_GOAL OF THE EXERCISE:_
Take the listing and print it in full, exactly as given.

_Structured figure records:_
************
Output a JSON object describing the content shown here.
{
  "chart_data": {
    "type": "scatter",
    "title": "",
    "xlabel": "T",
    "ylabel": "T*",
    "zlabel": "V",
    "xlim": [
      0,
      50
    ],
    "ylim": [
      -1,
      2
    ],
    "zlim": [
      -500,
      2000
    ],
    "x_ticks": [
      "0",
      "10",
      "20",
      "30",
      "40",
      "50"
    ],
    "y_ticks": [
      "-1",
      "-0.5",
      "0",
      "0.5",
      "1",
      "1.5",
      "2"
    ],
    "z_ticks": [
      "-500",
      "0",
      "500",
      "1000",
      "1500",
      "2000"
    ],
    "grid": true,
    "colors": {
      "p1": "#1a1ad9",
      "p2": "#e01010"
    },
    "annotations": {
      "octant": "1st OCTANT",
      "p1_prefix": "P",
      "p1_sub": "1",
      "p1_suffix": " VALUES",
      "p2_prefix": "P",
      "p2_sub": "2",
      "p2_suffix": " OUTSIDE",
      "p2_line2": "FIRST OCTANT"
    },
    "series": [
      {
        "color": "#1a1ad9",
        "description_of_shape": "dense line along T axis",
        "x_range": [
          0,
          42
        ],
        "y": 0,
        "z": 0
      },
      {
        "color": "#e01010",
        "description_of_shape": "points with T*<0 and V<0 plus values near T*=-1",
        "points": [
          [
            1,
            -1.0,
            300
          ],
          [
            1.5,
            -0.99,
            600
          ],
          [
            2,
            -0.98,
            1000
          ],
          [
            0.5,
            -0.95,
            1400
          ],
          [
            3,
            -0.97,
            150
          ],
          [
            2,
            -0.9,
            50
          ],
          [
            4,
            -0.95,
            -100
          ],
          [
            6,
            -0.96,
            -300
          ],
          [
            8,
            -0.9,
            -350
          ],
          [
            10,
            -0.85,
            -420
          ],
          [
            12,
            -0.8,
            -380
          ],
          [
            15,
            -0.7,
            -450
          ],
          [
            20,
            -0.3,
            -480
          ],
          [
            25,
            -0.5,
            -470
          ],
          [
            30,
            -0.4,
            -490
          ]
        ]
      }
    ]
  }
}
************
_RESPONSE TO THIS EXERCISE:_
Output a JSON object describing the content shown here.
{
  "chart_data": {
    "type": "scatter",
    "title": "",
    "xlabel": "T",
    "ylabel": "T*",
    "zlabel": "V",
    "xlim": [
      0,
      50
    ],
    "ylim": [
      -1,
      2
    ],
    "zlim": [
      -500,
      2000
    ],
    "x_ticks": [
      "0",
      "10",
      "20",
      "30",
      "40",
      "50"
    ],
    "y_ticks": [
      "-1",
      "-0.5",
      "0",
      "0.5",
      "1",
      "1.5",
      "2"
    ],
    "z_ticks": [
      "-500",
      "0",
      "500",
      "1000",
      "1500",
      "2000"
    ],
    "grid": true,
    "colors": {
      "p1": "#1a1ad9",
      "p2": "#e01010"
    },
    "annotations": {
      "octant": "1st OCTANT",
      "p1_prefix": "P",
      "p1_sub": "1",
      "p1_suffix": " VALUES",
      "p2_prefix": "P",
      "p2_sub": "2",
      "p2_suffix": " OUTSIDE",
      "p2_line2": "FIRST OCTANT"
    },
    "series": [
      {
        "color": "#1a1ad9",
        "description_of_shape": "dense line along T axis",
        "x_range": [
          0,
          42
        ],
        "y": 0,
        "z": 0
      },
      {
        "color": "#e01010",
        "description_of_shape": "points with T*<0 and V<0 plus values near T*=-1",
        "points": [
          [
            1,
            -1.0,
            300
          ],
          [
            1.5,
            -0.99,
            600
          ],
          [
            2,
            -0.98,
            1000
          ],
          [
            0.5,
            -0.95,
            1400
          ],
          [
            3,
            -0.97,
            150
          ],
          [
            2,
            -0.9,
            50
          ],
          [
            4,
            -0.95,
            -100
          ],
          [
            6,
            -0.96,
            -300
          ],
          [
            8,
            -0.9,
            -350
          ],
          [
            10,
            -0.85,
            -420
          ],
          [
            12,
            -0.8,
            -380
          ],
          [
            15,
            -0.7,
            -450
          ],
          [
            20,
            -0.3,
            -480
          ],
          [
            25,
            -0.5,
            -470
          ],
          [
            30,
            -0.4,
            -490
          ]
        ]
      }
    ]
  }
}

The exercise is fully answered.